* **The task**:
Of all the lines in the material, how many include the word "Quercetin"? Give only the number.

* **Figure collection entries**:
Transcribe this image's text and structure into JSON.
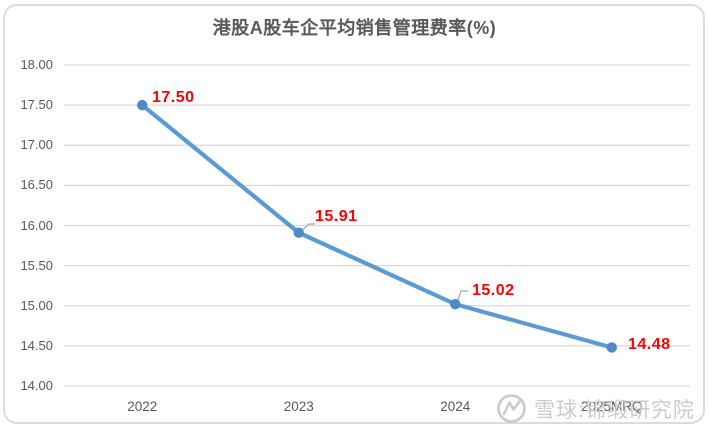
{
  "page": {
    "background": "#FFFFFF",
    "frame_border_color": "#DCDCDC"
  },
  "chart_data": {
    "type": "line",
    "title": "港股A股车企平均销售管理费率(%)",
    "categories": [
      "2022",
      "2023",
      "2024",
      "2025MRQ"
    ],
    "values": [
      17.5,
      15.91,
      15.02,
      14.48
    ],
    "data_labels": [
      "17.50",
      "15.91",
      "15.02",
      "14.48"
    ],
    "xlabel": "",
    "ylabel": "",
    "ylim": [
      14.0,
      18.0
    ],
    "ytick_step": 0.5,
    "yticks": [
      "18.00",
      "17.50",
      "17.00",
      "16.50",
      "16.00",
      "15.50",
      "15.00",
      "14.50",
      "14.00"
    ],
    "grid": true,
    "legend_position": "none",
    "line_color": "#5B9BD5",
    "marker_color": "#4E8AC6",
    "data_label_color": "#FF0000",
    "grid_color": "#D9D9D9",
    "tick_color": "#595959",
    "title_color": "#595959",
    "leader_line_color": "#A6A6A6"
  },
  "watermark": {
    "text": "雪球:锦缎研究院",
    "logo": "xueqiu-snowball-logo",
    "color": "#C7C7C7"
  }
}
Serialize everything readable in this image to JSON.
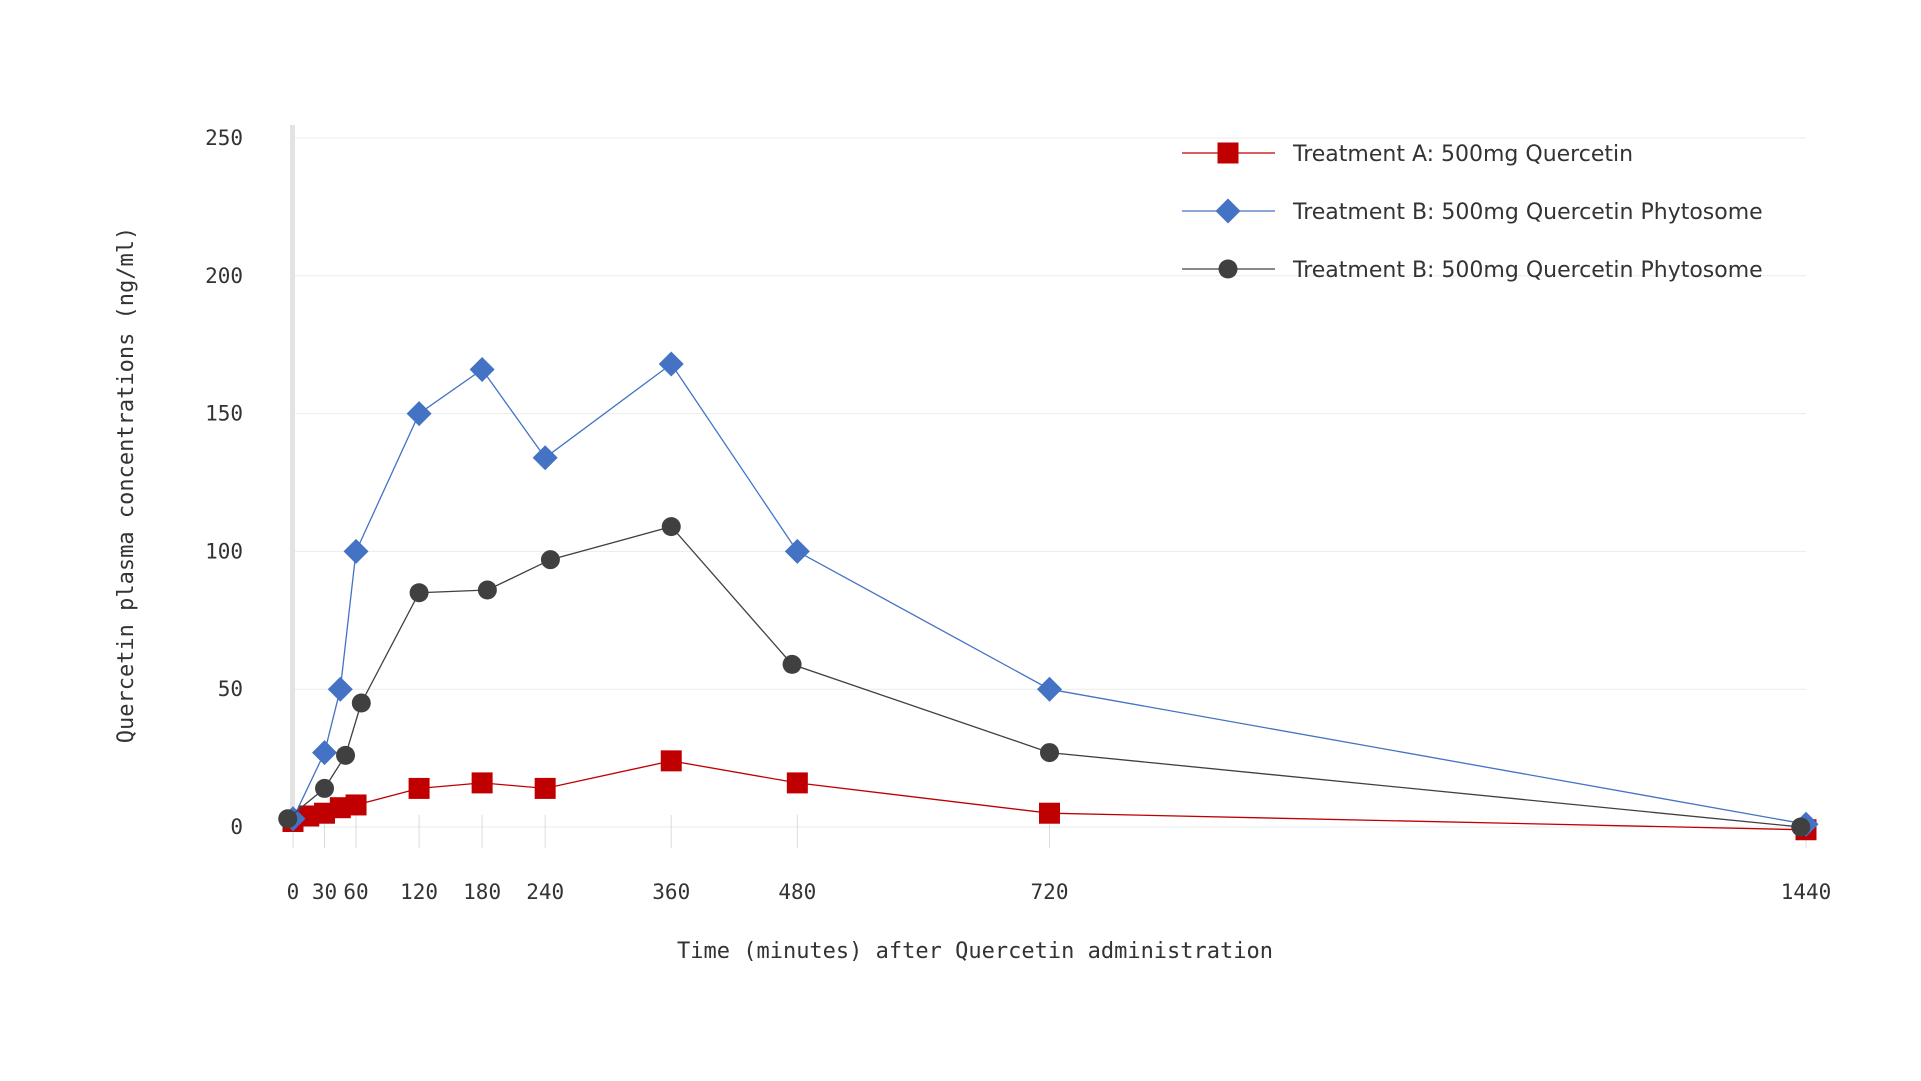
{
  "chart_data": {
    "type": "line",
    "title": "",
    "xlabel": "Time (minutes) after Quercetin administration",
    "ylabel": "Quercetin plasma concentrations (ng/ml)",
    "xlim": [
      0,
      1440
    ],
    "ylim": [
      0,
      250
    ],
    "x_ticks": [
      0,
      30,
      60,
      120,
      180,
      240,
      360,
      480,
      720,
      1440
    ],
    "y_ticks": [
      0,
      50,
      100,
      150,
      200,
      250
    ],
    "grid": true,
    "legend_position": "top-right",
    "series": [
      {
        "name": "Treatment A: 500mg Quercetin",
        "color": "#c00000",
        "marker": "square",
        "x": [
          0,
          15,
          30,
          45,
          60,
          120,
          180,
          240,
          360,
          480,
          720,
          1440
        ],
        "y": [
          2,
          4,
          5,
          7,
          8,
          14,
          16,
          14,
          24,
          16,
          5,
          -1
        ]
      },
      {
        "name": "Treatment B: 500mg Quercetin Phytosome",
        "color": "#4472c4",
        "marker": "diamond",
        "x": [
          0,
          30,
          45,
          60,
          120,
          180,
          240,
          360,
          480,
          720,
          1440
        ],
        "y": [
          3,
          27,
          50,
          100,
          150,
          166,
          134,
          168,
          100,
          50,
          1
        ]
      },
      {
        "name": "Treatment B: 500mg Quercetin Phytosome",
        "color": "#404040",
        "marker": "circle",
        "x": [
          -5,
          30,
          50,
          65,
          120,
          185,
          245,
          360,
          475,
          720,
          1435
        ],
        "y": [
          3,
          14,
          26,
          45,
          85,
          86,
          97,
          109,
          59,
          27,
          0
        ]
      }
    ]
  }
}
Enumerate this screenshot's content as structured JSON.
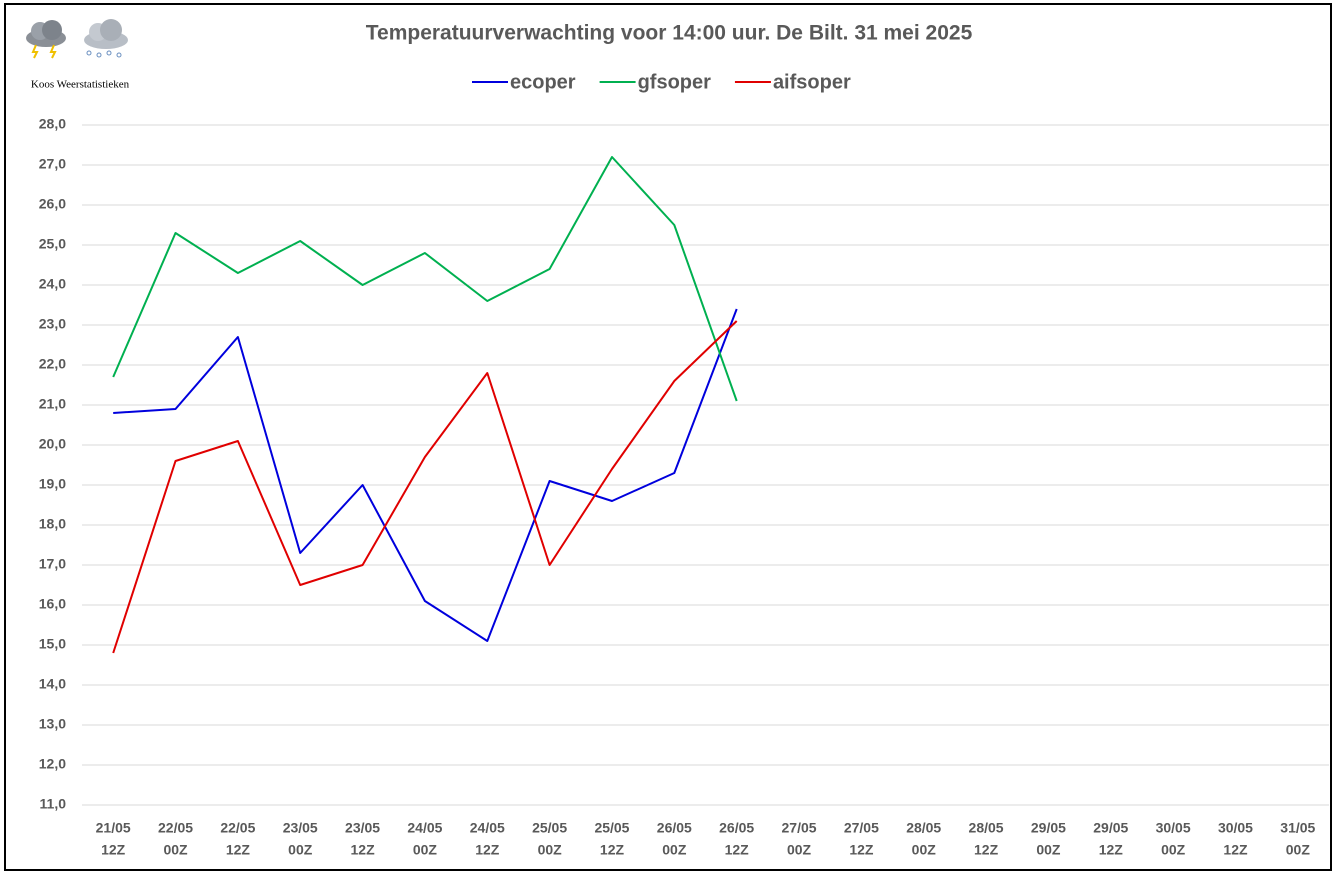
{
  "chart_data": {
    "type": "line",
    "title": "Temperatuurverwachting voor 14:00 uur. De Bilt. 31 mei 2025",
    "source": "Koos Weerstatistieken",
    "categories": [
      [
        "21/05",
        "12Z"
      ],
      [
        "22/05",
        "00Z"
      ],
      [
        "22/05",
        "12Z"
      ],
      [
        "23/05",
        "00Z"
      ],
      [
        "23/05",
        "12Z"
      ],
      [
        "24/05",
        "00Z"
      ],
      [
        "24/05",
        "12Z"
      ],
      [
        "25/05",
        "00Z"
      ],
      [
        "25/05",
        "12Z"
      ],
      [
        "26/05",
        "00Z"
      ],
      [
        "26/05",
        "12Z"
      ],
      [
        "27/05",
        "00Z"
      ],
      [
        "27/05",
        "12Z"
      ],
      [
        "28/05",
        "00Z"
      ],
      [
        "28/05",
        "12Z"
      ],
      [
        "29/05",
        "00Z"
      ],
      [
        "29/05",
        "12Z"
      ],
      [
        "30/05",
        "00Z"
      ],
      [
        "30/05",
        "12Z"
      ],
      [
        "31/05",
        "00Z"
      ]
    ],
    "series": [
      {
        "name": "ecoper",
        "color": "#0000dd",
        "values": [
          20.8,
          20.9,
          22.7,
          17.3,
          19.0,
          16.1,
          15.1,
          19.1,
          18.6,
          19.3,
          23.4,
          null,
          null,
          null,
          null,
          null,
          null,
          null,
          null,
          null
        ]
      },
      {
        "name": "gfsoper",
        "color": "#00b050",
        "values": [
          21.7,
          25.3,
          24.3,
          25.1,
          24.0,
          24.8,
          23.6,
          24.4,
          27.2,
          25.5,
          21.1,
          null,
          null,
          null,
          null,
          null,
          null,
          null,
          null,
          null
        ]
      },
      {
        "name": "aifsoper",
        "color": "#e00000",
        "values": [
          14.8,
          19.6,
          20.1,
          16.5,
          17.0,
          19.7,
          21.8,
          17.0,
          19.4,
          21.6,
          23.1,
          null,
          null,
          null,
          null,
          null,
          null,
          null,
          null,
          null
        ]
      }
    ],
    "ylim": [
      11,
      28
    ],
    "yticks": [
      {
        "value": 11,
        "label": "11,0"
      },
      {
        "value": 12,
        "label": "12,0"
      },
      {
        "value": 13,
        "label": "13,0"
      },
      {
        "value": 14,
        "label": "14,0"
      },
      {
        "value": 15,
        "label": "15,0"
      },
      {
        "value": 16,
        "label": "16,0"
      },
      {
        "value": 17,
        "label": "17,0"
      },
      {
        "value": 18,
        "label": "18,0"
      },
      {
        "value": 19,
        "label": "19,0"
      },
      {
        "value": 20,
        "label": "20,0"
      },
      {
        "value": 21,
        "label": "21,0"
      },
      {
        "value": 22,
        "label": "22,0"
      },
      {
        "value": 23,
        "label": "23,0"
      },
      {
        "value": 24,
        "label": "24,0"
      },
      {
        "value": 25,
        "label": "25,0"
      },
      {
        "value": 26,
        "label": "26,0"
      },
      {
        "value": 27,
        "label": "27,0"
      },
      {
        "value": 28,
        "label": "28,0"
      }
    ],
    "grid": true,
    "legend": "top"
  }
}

* **Result of this task**:
5